Exercise task: Gather every line in the records below that contains the word "disponible".

Input material:
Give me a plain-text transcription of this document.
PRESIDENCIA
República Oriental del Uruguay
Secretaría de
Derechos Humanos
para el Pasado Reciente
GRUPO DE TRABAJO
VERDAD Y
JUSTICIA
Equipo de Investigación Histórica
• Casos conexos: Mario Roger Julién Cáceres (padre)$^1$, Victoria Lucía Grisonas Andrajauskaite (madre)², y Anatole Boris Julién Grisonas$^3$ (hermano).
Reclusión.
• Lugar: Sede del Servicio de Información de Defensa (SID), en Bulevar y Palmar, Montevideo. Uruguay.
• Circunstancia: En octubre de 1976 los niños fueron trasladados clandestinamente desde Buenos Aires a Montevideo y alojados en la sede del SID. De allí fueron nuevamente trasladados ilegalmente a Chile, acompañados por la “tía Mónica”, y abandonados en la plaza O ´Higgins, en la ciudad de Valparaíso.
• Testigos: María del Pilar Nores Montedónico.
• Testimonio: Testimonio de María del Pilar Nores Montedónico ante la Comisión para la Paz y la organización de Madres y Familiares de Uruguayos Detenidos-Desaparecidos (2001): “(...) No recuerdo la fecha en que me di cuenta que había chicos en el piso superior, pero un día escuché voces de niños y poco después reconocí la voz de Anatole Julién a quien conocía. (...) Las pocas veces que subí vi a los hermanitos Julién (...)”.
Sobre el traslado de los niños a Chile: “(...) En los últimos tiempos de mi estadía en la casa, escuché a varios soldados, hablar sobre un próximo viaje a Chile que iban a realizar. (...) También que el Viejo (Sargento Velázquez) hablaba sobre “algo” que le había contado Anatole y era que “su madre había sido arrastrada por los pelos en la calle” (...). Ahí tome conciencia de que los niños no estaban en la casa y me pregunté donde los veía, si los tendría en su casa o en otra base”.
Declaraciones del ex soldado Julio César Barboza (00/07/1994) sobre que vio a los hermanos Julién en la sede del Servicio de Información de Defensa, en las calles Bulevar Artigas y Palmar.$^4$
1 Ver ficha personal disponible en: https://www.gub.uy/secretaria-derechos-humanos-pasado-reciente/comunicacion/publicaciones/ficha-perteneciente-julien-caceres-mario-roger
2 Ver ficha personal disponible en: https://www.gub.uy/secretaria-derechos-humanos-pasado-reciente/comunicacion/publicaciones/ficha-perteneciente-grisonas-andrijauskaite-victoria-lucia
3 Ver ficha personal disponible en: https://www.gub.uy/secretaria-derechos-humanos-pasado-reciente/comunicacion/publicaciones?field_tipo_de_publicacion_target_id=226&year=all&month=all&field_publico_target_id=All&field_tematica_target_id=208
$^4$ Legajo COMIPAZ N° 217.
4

Output of the task:
1 Ver ficha personal disponible en: https://www.gub.uy/secretaria-derechos-humanos-pasado-reciente/comunicacion/publicaciones/ficha-perteneciente-julien-caceres-mario-roger
2 Ver ficha personal disponible en: https://www.gub.uy/secretaria-derechos-humanos-pasado-reciente/comunicacion/publicaciones/ficha-perteneciente-grisonas-andrijauskaite-victoria-lucia
3 Ver ficha personal disponible en: https://www.gub.uy/secretaria-derechos-humanos-pasado-reciente/comunicacion/publicaciones?field_tipo_de_publicacion_target_id=226&year=all&month=all&field_publico_target_id=All&field_tematica_target_id=208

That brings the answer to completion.